[Collected data entries]
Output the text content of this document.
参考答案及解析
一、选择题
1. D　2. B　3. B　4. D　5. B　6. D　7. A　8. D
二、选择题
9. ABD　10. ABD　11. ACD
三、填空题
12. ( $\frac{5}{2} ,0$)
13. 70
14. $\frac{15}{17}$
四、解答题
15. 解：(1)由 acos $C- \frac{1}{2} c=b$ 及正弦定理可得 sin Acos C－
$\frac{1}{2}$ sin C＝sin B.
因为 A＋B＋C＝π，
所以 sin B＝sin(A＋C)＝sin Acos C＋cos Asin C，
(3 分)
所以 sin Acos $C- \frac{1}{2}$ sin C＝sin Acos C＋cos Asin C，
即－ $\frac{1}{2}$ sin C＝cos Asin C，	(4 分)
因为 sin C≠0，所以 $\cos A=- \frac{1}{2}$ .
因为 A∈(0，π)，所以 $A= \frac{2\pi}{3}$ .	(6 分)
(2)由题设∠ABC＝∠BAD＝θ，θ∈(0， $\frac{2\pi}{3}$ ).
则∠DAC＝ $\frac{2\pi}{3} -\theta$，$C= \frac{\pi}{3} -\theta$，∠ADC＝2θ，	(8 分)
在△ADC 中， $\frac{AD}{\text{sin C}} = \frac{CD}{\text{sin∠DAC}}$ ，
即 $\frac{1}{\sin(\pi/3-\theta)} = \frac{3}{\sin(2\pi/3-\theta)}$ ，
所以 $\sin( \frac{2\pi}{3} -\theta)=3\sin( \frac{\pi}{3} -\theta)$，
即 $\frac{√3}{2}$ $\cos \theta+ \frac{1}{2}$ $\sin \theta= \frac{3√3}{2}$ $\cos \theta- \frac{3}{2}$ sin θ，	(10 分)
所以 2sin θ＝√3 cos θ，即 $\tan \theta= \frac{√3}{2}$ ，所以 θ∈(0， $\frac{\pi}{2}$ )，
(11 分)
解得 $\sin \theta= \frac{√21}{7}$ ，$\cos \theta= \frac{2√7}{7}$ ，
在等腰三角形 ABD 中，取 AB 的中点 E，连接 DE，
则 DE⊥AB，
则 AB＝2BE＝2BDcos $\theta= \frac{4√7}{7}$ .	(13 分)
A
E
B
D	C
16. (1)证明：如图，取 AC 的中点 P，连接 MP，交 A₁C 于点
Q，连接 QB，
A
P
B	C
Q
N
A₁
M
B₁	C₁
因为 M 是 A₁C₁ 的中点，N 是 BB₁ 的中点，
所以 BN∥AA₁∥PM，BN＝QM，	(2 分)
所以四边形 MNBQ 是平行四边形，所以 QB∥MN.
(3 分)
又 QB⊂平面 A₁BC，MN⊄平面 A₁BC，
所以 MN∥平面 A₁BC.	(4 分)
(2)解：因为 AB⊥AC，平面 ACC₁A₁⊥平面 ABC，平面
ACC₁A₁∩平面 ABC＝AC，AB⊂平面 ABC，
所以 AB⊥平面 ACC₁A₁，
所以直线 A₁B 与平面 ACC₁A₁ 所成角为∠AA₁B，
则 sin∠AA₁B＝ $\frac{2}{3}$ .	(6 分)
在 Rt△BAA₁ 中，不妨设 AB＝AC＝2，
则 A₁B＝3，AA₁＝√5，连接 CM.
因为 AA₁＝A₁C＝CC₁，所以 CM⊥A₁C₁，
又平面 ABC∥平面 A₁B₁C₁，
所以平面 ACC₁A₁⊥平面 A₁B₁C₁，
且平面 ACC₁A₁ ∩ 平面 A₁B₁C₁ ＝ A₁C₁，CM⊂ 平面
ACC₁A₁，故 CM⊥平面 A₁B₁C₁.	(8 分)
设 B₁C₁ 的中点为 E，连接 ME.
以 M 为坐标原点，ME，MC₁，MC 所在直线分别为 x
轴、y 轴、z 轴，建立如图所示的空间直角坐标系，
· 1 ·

## Short task
Nothing should be left out: repeat all of the data exactly.

## Answer below
Output the text content of this document.
参考答案及解析
一、选择题
1. D　2. B　3. B　4. D　5. B　6. D　7. A　8. D
二、选择题
9. ABD　10. ABD　11. ACD
三、填空题
12. ( $\frac{5}{2} ,0$)
13. 70
14. $\frac{15}{17}$
四、解答题
15. 解：(1)由 acos $C- \frac{1}{2} c=b$ 及正弦定理可得 sin Acos C－
$\frac{1}{2}$ sin C＝sin B.
因为 A＋B＋C＝π，
所以 sin B＝sin(A＋C)＝sin Acos C＋cos Asin C，
(3 分)
所以 sin Acos $C- \frac{1}{2}$ sin C＝sin Acos C＋cos Asin C，
即－ $\frac{1}{2}$ sin C＝cos Asin C，	(4 分)
因为 sin C≠0，所以 $\cos A=- \frac{1}{2}$ .
因为 A∈(0，π)，所以 $A= \frac{2\pi}{3}$ .	(6 分)
(2)由题设∠ABC＝∠BAD＝θ，θ∈(0， $\frac{2\pi}{3}$ ).
则∠DAC＝ $\frac{2\pi}{3} -\theta$，$C= \frac{\pi}{3} -\theta$，∠ADC＝2θ，	(8 分)
在△ADC 中， $\frac{AD}{\text{sin C}} = \frac{CD}{\text{sin∠DAC}}$ ，
即 $\frac{1}{\sin(\pi/3-\theta)} = \frac{3}{\sin(2\pi/3-\theta)}$ ，
所以 $\sin( \frac{2\pi}{3} -\theta)=3\sin( \frac{\pi}{3} -\theta)$，
即 $\frac{√3}{2}$ $\cos \theta+ \frac{1}{2}$ $\sin \theta= \frac{3√3}{2}$ $\cos \theta- \frac{3}{2}$ sin θ，	(10 分)
所以 2sin θ＝√3 cos θ，即 $\tan \theta= \frac{√3}{2}$ ，所以 θ∈(0， $\frac{\pi}{2}$ )，
(11 分)
解得 $\sin \theta= \frac{√21}{7}$ ，$\cos \theta= \frac{2√7}{7}$ ，
在等腰三角形 ABD 中，取 AB 的中点 E，连接 DE，
则 DE⊥AB，
则 AB＝2BE＝2BDcos $\theta= \frac{4√7}{7}$ .	(13 分)
A
E
B
D	C
16. (1)证明：如图，取 AC 的中点 P，连接 MP，交 A₁C 于点
Q，连接 QB，
A
P
B	C
Q
N
A₁
M
B₁	C₁
因为 M 是 A₁C₁ 的中点，N 是 BB₁ 的中点，
所以 BN∥AA₁∥PM，BN＝QM，	(2 分)
所以四边形 MNBQ 是平行四边形，所以 QB∥MN.
(3 分)
又 QB⊂平面 A₁BC，MN⊄平面 A₁BC，
所以 MN∥平面 A₁BC.	(4 分)
(2)解：因为 AB⊥AC，平面 ACC₁A₁⊥平面 ABC，平面
ACC₁A₁∩平面 ABC＝AC，AB⊂平面 ABC，
所以 AB⊥平面 ACC₁A₁，
所以直线 A₁B 与平面 ACC₁A₁ 所成角为∠AA₁B，
则 sin∠AA₁B＝ $\frac{2}{3}$ .	(6 分)
在 Rt△BAA₁ 中，不妨设 AB＝AC＝2，
则 A₁B＝3，AA₁＝√5，连接 CM.
因为 AA₁＝A₁C＝CC₁，所以 CM⊥A₁C₁，
又平面 ABC∥平面 A₁B₁C₁，
所以平面 ACC₁A₁⊥平面 A₁B₁C₁，
且平面 ACC₁A₁ ∩ 平面 A₁B₁C₁ ＝ A₁C₁，CM⊂ 平面
ACC₁A₁，故 CM⊥平面 A₁B₁C₁.	(8 分)
设 B₁C₁ 的中点为 E，连接 ME.
以 M 为坐标原点，ME，MC₁，MC 所在直线分别为 x
轴、y 轴、z 轴，建立如图所示的空间直角坐标系，
· 1 ·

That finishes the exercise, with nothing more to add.